→ **Exercise details**
Repeat every entry word for word, but leave the images out of your copy.

======== Task data ========

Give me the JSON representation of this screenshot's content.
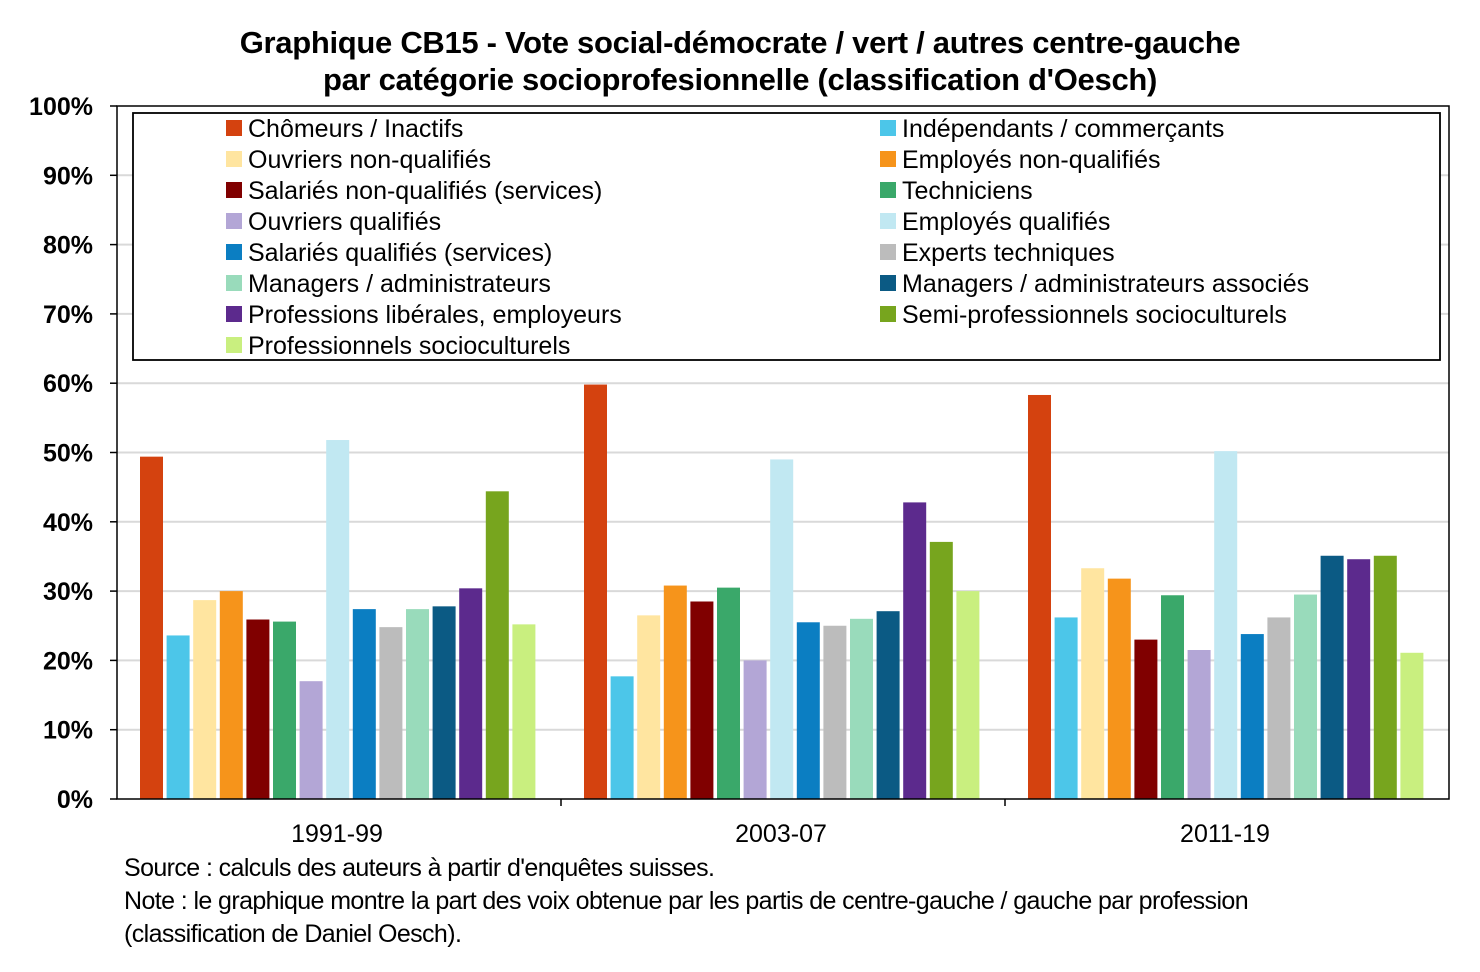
{
  "title_line1": "Graphique CB15 - Vote social-démocrate / vert / autres centre-gauche",
  "title_line2": "par catégorie socioprofesionnelle (classification d'Oesch)",
  "source_text": "Source : calculs des auteurs à partir d'enquêtes suisses.",
  "note_line1": "Note : le graphique montre la part des voix obtenue par les partis de centre-gauche / gauche par profession",
  "note_line2": "(classification de Daniel Oesch).",
  "chart_data": {
    "type": "bar",
    "title": "Graphique CB15 - Vote social-démocrate / vert / autres centre-gauche par catégorie socioprofesionnelle (classification d'Oesch)",
    "xlabel": "",
    "ylabel": "",
    "ylim": [
      0,
      1
    ],
    "y_ticks": [
      0,
      0.1,
      0.2,
      0.3,
      0.4,
      0.5,
      0.6,
      0.7,
      0.8,
      0.9,
      1.0
    ],
    "y_tick_labels": [
      "0%",
      "10%",
      "20%",
      "30%",
      "40%",
      "50%",
      "60%",
      "70%",
      "80%",
      "90%",
      "100%"
    ],
    "grid": true,
    "legend_position": "top, inside plot, two columns",
    "categories": [
      "1991-99",
      "2003-07",
      "2011-19"
    ],
    "series": [
      {
        "name": "Chômeurs / Inactifs",
        "color": "#d4420f",
        "values": [
          0.494,
          0.598,
          0.583
        ]
      },
      {
        "name": "Indépendants / commerçants",
        "color": "#4cc6e9",
        "values": [
          0.236,
          0.177,
          0.262
        ]
      },
      {
        "name": "Ouvriers non-qualifiés",
        "color": "#ffe5a0",
        "values": [
          0.287,
          0.265,
          0.333
        ]
      },
      {
        "name": "Employés non-qualifiés",
        "color": "#f6941b",
        "values": [
          0.3,
          0.308,
          0.318
        ]
      },
      {
        "name": "Salariés non-qualifiés (services)",
        "color": "#800000",
        "values": [
          0.259,
          0.285,
          0.23
        ]
      },
      {
        "name": "Techniciens",
        "color": "#3aa86a",
        "values": [
          0.256,
          0.305,
          0.294
        ]
      },
      {
        "name": "Ouvriers qualifiés",
        "color": "#b3a6d6",
        "values": [
          0.17,
          0.2,
          0.215
        ]
      },
      {
        "name": "Employés qualifiés",
        "color": "#c1e8f2",
        "values": [
          0.518,
          0.49,
          0.502
        ]
      },
      {
        "name": "Salariés qualifiés (services)",
        "color": "#0b7ec2",
        "values": [
          0.274,
          0.255,
          0.238
        ]
      },
      {
        "name": "Experts techniques",
        "color": "#bcbcbc",
        "values": [
          0.248,
          0.25,
          0.262
        ]
      },
      {
        "name": "Managers / administrateurs",
        "color": "#99dbbb",
        "values": [
          0.274,
          0.26,
          0.295
        ]
      },
      {
        "name": "Managers / administrateurs associés",
        "color": "#0b5a84",
        "values": [
          0.278,
          0.271,
          0.351
        ]
      },
      {
        "name": "Professions libérales, employeurs",
        "color": "#5c2a8d",
        "values": [
          0.304,
          0.428,
          0.346
        ]
      },
      {
        "name": "Semi-professionnels socioculturels",
        "color": "#77a51e",
        "values": [
          0.444,
          0.371,
          0.351
        ]
      },
      {
        "name": "Professionnels socioculturels",
        "color": "#c9ef7f",
        "values": [
          0.252,
          0.3,
          0.211
        ]
      }
    ]
  }
}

========

→ **Output for this exercise**
Give me the JSON representation of this screenshot's content.
{
  "title_line1": "Graphique CB15 - Vote social-démocrate / vert / autres centre-gauche",
  "title_line2": "par catégorie socioprofesionnelle (classification d'Oesch)",
  "source_text": "Source : calculs des auteurs à partir d'enquêtes suisses.",
  "note_line1": "Note : le graphique montre la part des voix obtenue par les partis de centre-gauche / gauche par profession",
  "note_line2": "(classification de Daniel Oesch).",
  "chart_data": {
    "type": "bar",
    "title": "Graphique CB15 - Vote social-démocrate / vert / autres centre-gauche par catégorie socioprofesionnelle (classification d'Oesch)",
    "xlabel": "",
    "ylabel": "",
    "ylim": [
      0,
      1
    ],
    "y_ticks": [
      0,
      0.1,
      0.2,
      0.3,
      0.4,
      0.5,
      0.6,
      0.7,
      0.8,
      0.9,
      1.0
    ],
    "y_tick_labels": [
      "0%",
      "10%",
      "20%",
      "30%",
      "40%",
      "50%",
      "60%",
      "70%",
      "80%",
      "90%",
      "100%"
    ],
    "grid": true,
    "legend_position": "top, inside plot, two columns",
    "categories": [
      "1991-99",
      "2003-07",
      "2011-19"
    ],
    "series": [
      {
        "name": "Chômeurs / Inactifs",
        "color": "#d4420f",
        "values": [
          0.494,
          0.598,
          0.583
        ]
      },
      {
        "name": "Indépendants / commerçants",
        "color": "#4cc6e9",
        "values": [
          0.236,
          0.177,
          0.262
        ]
      },
      {
        "name": "Ouvriers non-qualifiés",
        "color": "#ffe5a0",
        "values": [
          0.287,
          0.265,
          0.333
        ]
      },
      {
        "name": "Employés non-qualifiés",
        "color": "#f6941b",
        "values": [
          0.3,
          0.308,
          0.318
        ]
      },
      {
        "name": "Salariés non-qualifiés (services)",
        "color": "#800000",
        "values": [
          0.259,
          0.285,
          0.23
        ]
      },
      {
        "name": "Techniciens",
        "color": "#3aa86a",
        "values": [
          0.256,
          0.305,
          0.294
        ]
      },
      {
        "name": "Ouvriers qualifiés",
        "color": "#b3a6d6",
        "values": [
          0.17,
          0.2,
          0.215
        ]
      },
      {
        "name": "Employés qualifiés",
        "color": "#c1e8f2",
        "values": [
          0.518,
          0.49,
          0.502
        ]
      },
      {
        "name": "Salariés qualifiés (services)",
        "color": "#0b7ec2",
        "values": [
          0.274,
          0.255,
          0.238
        ]
      },
      {
        "name": "Experts techniques",
        "color": "#bcbcbc",
        "values": [
          0.248,
          0.25,
          0.262
        ]
      },
      {
        "name": "Managers / administrateurs",
        "color": "#99dbbb",
        "values": [
          0.274,
          0.26,
          0.295
        ]
      },
      {
        "name": "Managers / administrateurs associés",
        "color": "#0b5a84",
        "values": [
          0.278,
          0.271,
          0.351
        ]
      },
      {
        "name": "Professions libérales, employeurs",
        "color": "#5c2a8d",
        "values": [
          0.304,
          0.428,
          0.346
        ]
      },
      {
        "name": "Semi-professionnels socioculturels",
        "color": "#77a51e",
        "values": [
          0.444,
          0.371,
          0.351
        ]
      },
      {
        "name": "Professionnels socioculturels",
        "color": "#c9ef7f",
        "values": [
          0.252,
          0.3,
          0.211
        ]
      }
    ]
  }
}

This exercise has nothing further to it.